#### Exercise instructions:
Keep only the lines of the listing that include the word "kind", and copy them.

#### Data:
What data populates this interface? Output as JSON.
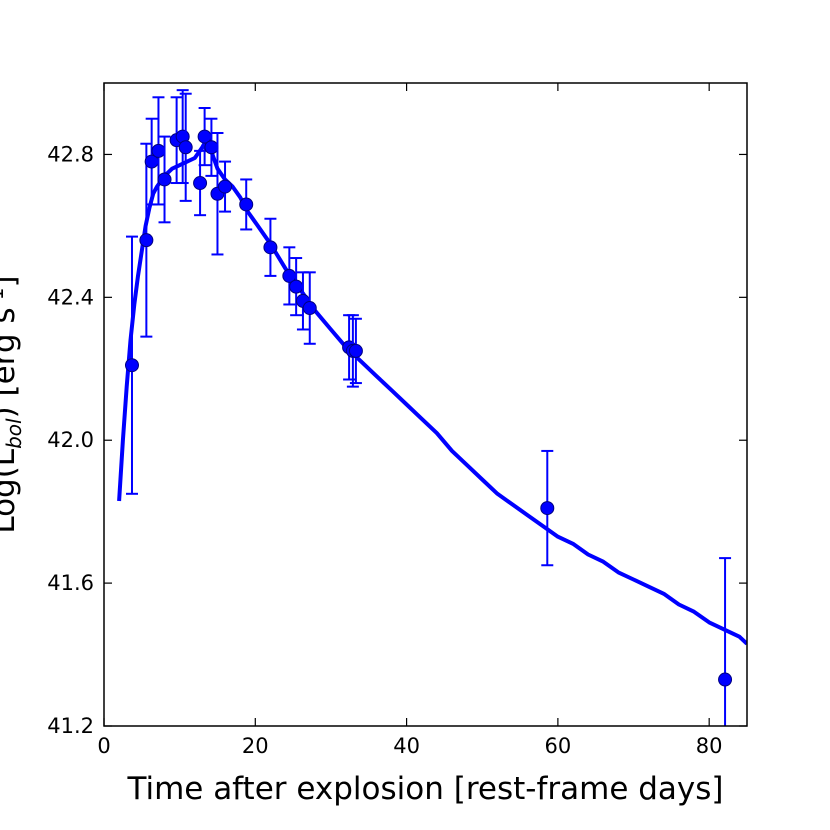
{
  "chart_data": {
    "type": "scatter",
    "xlabel": "Time after explosion [rest-frame days]",
    "ylabel": "Log(L_bol) [erg s^-1]",
    "ylabel_parts": {
      "pre": "Log(L",
      "sub": "bol",
      "post": ") [erg s",
      "sup": "-1",
      "end": "]"
    },
    "xlim": [
      0,
      85
    ],
    "ylim": [
      41.2,
      43.0
    ],
    "xticks": [
      0,
      20,
      40,
      60,
      80
    ],
    "yticks": [
      41.2,
      41.6,
      42.0,
      42.4,
      42.8
    ],
    "ytick_labels": [
      "41.2",
      "41.6",
      "42.0",
      "42.4",
      "42.8"
    ],
    "grid": false,
    "colors": {
      "series": "#0000ff",
      "marker_fill": "#0000ff",
      "marker_edge": "#000080",
      "axes": "#000000"
    },
    "series": [
      {
        "kind": "points_with_errorbars",
        "points": [
          {
            "x": 3.7,
            "y": 42.21,
            "err": 0.36
          },
          {
            "x": 5.6,
            "y": 42.56,
            "err": 0.27
          },
          {
            "x": 6.3,
            "y": 42.78,
            "err": 0.12
          },
          {
            "x": 7.2,
            "y": 42.81,
            "err": 0.15
          },
          {
            "x": 8.0,
            "y": 42.73,
            "err": 0.12
          },
          {
            "x": 9.6,
            "y": 42.84,
            "err": 0.12
          },
          {
            "x": 10.4,
            "y": 42.85,
            "err": 0.13
          },
          {
            "x": 10.8,
            "y": 42.82,
            "err": 0.15
          },
          {
            "x": 12.7,
            "y": 42.72,
            "err": 0.09
          },
          {
            "x": 13.3,
            "y": 42.85,
            "err": 0.08
          },
          {
            "x": 14.2,
            "y": 42.82,
            "err": 0.08
          },
          {
            "x": 15.0,
            "y": 42.69,
            "err": 0.17
          },
          {
            "x": 16.0,
            "y": 42.71,
            "err": 0.07
          },
          {
            "x": 18.8,
            "y": 42.66,
            "err": 0.07
          },
          {
            "x": 22.0,
            "y": 42.54,
            "err": 0.08
          },
          {
            "x": 24.5,
            "y": 42.46,
            "err": 0.08
          },
          {
            "x": 25.4,
            "y": 42.43,
            "err": 0.08
          },
          {
            "x": 26.3,
            "y": 42.39,
            "err": 0.08
          },
          {
            "x": 27.2,
            "y": 42.37,
            "err": 0.1
          },
          {
            "x": 32.4,
            "y": 42.26,
            "err": 0.09
          },
          {
            "x": 32.9,
            "y": 42.25,
            "err": 0.1
          },
          {
            "x": 33.3,
            "y": 42.25,
            "err": 0.09
          },
          {
            "x": 58.6,
            "y": 41.81,
            "err": 0.16
          },
          {
            "x": 82.1,
            "y": 41.33,
            "err": 0.34
          }
        ]
      },
      {
        "kind": "model_line",
        "x": [
          2.0,
          2.5,
          3.0,
          3.5,
          4.0,
          4.5,
          5.0,
          5.5,
          6.0,
          6.5,
          7.0,
          8.0,
          9.0,
          10.0,
          11.0,
          12.0,
          13.0,
          13.5,
          14.0,
          15.0,
          16.0,
          17.0,
          18.0,
          19.0,
          20.0,
          22.0,
          24.0,
          26.0,
          28.0,
          30.0,
          32.0,
          34.0,
          36.0,
          38.0,
          40.0,
          42.0,
          44.0,
          46.0,
          48.0,
          50.0,
          52.0,
          54.0,
          56.0,
          58.0,
          60.0,
          62.0,
          64.0,
          66.0,
          68.0,
          70.0,
          72.0,
          74.0,
          76.0,
          78.0,
          80.0,
          82.0,
          84.0,
          85.0
        ],
        "y": [
          41.83,
          42.0,
          42.15,
          42.28,
          42.38,
          42.46,
          42.53,
          42.6,
          42.65,
          42.69,
          42.71,
          42.74,
          42.76,
          42.77,
          42.78,
          42.79,
          42.82,
          42.84,
          42.82,
          42.76,
          42.73,
          42.71,
          42.68,
          42.64,
          42.61,
          42.55,
          42.48,
          42.42,
          42.36,
          42.31,
          42.26,
          42.22,
          42.18,
          42.14,
          42.1,
          42.06,
          42.02,
          41.97,
          41.93,
          41.89,
          41.85,
          41.82,
          41.79,
          41.76,
          41.73,
          41.71,
          41.68,
          41.66,
          41.63,
          41.61,
          41.59,
          41.57,
          41.54,
          41.52,
          41.49,
          41.47,
          41.45,
          41.43
        ]
      }
    ]
  }
}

#### Complete output:
        "kind": "points_with_errorbars",
        "kind": "model_line",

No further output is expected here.